--- Begin ---

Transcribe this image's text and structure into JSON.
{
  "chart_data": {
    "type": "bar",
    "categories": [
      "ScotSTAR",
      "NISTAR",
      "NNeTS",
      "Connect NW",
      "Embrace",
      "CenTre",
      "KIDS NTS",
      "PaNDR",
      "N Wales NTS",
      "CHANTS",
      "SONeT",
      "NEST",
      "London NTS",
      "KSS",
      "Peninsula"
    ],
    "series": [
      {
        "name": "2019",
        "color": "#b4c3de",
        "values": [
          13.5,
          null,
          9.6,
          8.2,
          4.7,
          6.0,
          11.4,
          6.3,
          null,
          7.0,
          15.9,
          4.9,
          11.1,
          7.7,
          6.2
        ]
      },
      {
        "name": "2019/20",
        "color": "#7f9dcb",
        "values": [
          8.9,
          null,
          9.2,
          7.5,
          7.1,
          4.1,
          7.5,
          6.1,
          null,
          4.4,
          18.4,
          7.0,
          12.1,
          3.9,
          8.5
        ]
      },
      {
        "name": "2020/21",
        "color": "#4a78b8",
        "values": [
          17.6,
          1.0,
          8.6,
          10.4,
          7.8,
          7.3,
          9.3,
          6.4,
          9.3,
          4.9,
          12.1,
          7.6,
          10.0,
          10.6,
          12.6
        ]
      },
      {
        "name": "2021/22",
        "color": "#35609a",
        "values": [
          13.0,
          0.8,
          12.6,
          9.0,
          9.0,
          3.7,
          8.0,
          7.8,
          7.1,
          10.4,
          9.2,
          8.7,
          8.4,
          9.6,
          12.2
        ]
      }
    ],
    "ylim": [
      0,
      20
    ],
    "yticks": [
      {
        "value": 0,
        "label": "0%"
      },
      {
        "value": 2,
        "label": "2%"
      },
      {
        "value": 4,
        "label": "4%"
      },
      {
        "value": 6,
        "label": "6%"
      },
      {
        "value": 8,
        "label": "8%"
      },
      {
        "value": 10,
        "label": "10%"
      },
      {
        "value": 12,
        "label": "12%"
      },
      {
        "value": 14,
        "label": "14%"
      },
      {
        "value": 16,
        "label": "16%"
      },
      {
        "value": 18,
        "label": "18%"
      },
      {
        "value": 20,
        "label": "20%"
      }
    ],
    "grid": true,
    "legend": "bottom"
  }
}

--- End ---

Stated goal. Repeat the entries above exactly, leaving nothing out.

Output of the exercise.
Transcribe this image's text and structure into JSON.
{
  "chart_data": {
    "type": "bar",
    "categories": [
      "ScotSTAR",
      "NISTAR",
      "NNeTS",
      "Connect NW",
      "Embrace",
      "CenTre",
      "KIDS NTS",
      "PaNDR",
      "N Wales NTS",
      "CHANTS",
      "SONeT",
      "NEST",
      "London NTS",
      "KSS",
      "Peninsula"
    ],
    "series": [
      {
        "name": "2019",
        "color": "#b4c3de",
        "values": [
          13.5,
          null,
          9.6,
          8.2,
          4.7,
          6.0,
          11.4,
          6.3,
          null,
          7.0,
          15.9,
          4.9,
          11.1,
          7.7,
          6.2
        ]
      },
      {
        "name": "2019/20",
        "color": "#7f9dcb",
        "values": [
          8.9,
          null,
          9.2,
          7.5,
          7.1,
          4.1,
          7.5,
          6.1,
          null,
          4.4,
          18.4,
          7.0,
          12.1,
          3.9,
          8.5
        ]
      },
      {
        "name": "2020/21",
        "color": "#4a78b8",
        "values": [
          17.6,
          1.0,
          8.6,
          10.4,
          7.8,
          7.3,
          9.3,
          6.4,
          9.3,
          4.9,
          12.1,
          7.6,
          10.0,
          10.6,
          12.6
        ]
      },
      {
        "name": "2021/22",
        "color": "#35609a",
        "values": [
          13.0,
          0.8,
          12.6,
          9.0,
          9.0,
          3.7,
          8.0,
          7.8,
          7.1,
          10.4,
          9.2,
          8.7,
          8.4,
          9.6,
          12.2
        ]
      }
    ],
    "ylim": [
      0,
      20
    ],
    "yticks": [
      {
        "value": 0,
        "label": "0%"
      },
      {
        "value": 2,
        "label": "2%"
      },
      {
        "value": 4,
        "label": "4%"
      },
      {
        "value": 6,
        "label": "6%"
      },
      {
        "value": 8,
        "label": "8%"
      },
      {
        "value": 10,
        "label": "10%"
      },
      {
        "value": 12,
        "label": "12%"
      },
      {
        "value": 14,
        "label": "14%"
      },
      {
        "value": 16,
        "label": "16%"
      },
      {
        "value": 18,
        "label": "18%"
      },
      {
        "value": 20,
        "label": "20%"
      }
    ],
    "grid": true,
    "legend": "bottom"
  }
}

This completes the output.